RECORDS FOR THIS EXERCISE:
*-*-*

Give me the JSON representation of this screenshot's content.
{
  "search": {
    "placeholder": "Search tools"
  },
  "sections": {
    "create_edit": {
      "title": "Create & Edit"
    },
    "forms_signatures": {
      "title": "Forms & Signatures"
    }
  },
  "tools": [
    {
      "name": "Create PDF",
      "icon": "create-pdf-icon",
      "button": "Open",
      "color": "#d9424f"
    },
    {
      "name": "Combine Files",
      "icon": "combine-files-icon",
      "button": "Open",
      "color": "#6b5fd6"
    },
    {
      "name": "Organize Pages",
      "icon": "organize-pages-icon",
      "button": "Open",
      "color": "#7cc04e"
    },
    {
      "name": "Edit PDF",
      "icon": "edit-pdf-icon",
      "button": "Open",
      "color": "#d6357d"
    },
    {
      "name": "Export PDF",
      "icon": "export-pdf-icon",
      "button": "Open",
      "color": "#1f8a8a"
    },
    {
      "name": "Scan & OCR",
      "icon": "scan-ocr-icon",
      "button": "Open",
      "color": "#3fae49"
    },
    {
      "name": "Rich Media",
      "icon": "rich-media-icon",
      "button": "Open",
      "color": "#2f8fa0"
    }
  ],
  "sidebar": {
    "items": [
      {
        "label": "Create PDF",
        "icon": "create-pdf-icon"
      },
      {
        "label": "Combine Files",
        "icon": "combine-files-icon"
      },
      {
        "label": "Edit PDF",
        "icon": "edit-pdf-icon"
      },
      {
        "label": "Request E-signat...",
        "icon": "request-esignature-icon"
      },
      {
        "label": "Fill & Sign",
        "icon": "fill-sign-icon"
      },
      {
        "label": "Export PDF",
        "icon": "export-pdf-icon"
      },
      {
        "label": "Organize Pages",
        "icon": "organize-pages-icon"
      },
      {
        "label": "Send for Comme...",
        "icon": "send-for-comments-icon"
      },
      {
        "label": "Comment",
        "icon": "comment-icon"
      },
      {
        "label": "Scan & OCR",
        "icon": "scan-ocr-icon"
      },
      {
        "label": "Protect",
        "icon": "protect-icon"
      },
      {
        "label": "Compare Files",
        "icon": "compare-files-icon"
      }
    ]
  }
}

*-*-*

WRITTEN INSTRUCTION:
Go through the data and return every record exactly.

ANSWER IN FULL:
Give me the JSON representation of this screenshot's content.
{
  "search": {
    "placeholder": "Search tools"
  },
  "sections": {
    "create_edit": {
      "title": "Create & Edit"
    },
    "forms_signatures": {
      "title": "Forms & Signatures"
    }
  },
  "tools": [
    {
      "name": "Create PDF",
      "icon": "create-pdf-icon",
      "button": "Open",
      "color": "#d9424f"
    },
    {
      "name": "Combine Files",
      "icon": "combine-files-icon",
      "button": "Open",
      "color": "#6b5fd6"
    },
    {
      "name": "Organize Pages",
      "icon": "organize-pages-icon",
      "button": "Open",
      "color": "#7cc04e"
    },
    {
      "name": "Edit PDF",
      "icon": "edit-pdf-icon",
      "button": "Open",
      "color": "#d6357d"
    },
    {
      "name": "Export PDF",
      "icon": "export-pdf-icon",
      "button": "Open",
      "color": "#1f8a8a"
    },
    {
      "name": "Scan & OCR",
      "icon": "scan-ocr-icon",
      "button": "Open",
      "color": "#3fae49"
    },
    {
      "name": "Rich Media",
      "icon": "rich-media-icon",
      "button": "Open",
      "color": "#2f8fa0"
    }
  ],
  "sidebar": {
    "items": [
      {
        "label": "Create PDF",
        "icon": "create-pdf-icon"
      },
      {
        "label": "Combine Files",
        "icon": "combine-files-icon"
      },
      {
        "label": "Edit PDF",
        "icon": "edit-pdf-icon"
      },
      {
        "label": "Request E-signat...",
        "icon": "request-esignature-icon"
      },
      {
        "label": "Fill & Sign",
        "icon": "fill-sign-icon"
      },
      {
        "label": "Export PDF",
        "icon": "export-pdf-icon"
      },
      {
        "label": "Organize Pages",
        "icon": "organize-pages-icon"
      },
      {
        "label": "Send for Comme...",
        "icon": "send-for-comments-icon"
      },
      {
        "label": "Comment",
        "icon": "comment-icon"
      },
      {
        "label": "Scan & OCR",
        "icon": "scan-ocr-icon"
      },
      {
        "label": "Protect",
        "icon": "protect-icon"
      },
      {
        "label": "Compare Files",
        "icon": "compare-files-icon"
      }
    ]
  }
}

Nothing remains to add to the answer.